Every record below is to be retyped exactly.
=====
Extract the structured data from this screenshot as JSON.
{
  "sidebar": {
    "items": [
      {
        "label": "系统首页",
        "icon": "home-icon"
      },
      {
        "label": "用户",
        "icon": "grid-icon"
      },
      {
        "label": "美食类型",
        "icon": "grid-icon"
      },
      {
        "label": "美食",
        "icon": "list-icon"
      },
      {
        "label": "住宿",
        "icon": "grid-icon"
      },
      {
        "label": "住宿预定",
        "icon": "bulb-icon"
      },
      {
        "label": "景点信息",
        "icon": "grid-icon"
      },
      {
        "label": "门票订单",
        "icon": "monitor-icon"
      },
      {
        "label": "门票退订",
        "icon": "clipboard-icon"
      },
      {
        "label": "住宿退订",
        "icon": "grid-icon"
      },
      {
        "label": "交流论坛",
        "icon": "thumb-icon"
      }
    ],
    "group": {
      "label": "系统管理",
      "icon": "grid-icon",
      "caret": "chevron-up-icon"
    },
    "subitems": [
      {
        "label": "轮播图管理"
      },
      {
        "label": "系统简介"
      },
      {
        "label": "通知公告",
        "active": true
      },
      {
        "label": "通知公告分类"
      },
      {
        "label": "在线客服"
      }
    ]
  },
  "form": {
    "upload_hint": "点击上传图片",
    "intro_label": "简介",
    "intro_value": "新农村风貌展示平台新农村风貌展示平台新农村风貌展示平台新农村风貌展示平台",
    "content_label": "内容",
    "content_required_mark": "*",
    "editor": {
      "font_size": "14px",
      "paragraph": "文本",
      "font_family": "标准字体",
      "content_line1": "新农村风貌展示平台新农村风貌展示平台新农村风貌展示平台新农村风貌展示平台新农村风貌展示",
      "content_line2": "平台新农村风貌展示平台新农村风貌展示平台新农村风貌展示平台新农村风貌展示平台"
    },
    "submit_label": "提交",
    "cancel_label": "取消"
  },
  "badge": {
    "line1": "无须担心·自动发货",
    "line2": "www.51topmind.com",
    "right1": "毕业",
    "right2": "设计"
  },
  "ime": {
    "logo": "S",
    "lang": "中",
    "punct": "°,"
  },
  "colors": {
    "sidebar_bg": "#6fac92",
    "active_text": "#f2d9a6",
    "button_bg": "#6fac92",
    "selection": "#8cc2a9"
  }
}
=====
**Exercise output:**
Extract the structured data from this screenshot as JSON.
{
  "sidebar": {
    "items": [
      {
        "label": "系统首页",
        "icon": "home-icon"
      },
      {
        "label": "用户",
        "icon": "grid-icon"
      },
      {
        "label": "美食类型",
        "icon": "grid-icon"
      },
      {
        "label": "美食",
        "icon": "list-icon"
      },
      {
        "label": "住宿",
        "icon": "grid-icon"
      },
      {
        "label": "住宿预定",
        "icon": "bulb-icon"
      },
      {
        "label": "景点信息",
        "icon": "grid-icon"
      },
      {
        "label": "门票订单",
        "icon": "monitor-icon"
      },
      {
        "label": "门票退订",
        "icon": "clipboard-icon"
      },
      {
        "label": "住宿退订",
        "icon": "grid-icon"
      },
      {
        "label": "交流论坛",
        "icon": "thumb-icon"
      }
    ],
    "group": {
      "label": "系统管理",
      "icon": "grid-icon",
      "caret": "chevron-up-icon"
    },
    "subitems": [
      {
        "label": "轮播图管理"
      },
      {
        "label": "系统简介"
      },
      {
        "label": "通知公告",
        "active": true
      },
      {
        "label": "通知公告分类"
      },
      {
        "label": "在线客服"
      }
    ]
  },
  "form": {
    "upload_hint": "点击上传图片",
    "intro_label": "简介",
    "intro_value": "新农村风貌展示平台新农村风貌展示平台新农村风貌展示平台新农村风貌展示平台",
    "content_label": "内容",
    "content_required_mark": "*",
    "editor": {
      "font_size": "14px",
      "paragraph": "文本",
      "font_family": "标准字体",
      "content_line1": "新农村风貌展示平台新农村风貌展示平台新农村风貌展示平台新农村风貌展示平台新农村风貌展示",
      "content_line2": "平台新农村风貌展示平台新农村风貌展示平台新农村风貌展示平台新农村风貌展示平台"
    },
    "submit_label": "提交",
    "cancel_label": "取消"
  },
  "badge": {
    "line1": "无须担心·自动发货",
    "line2": "www.51topmind.com",
    "right1": "毕业",
    "right2": "设计"
  },
  "ime": {
    "logo": "S",
    "lang": "中",
    "punct": "°,"
  },
  "colors": {
    "sidebar_bg": "#6fac92",
    "active_text": "#f2d9a6",
    "button_bg": "#6fac92",
    "selection": "#8cc2a9"
  }
}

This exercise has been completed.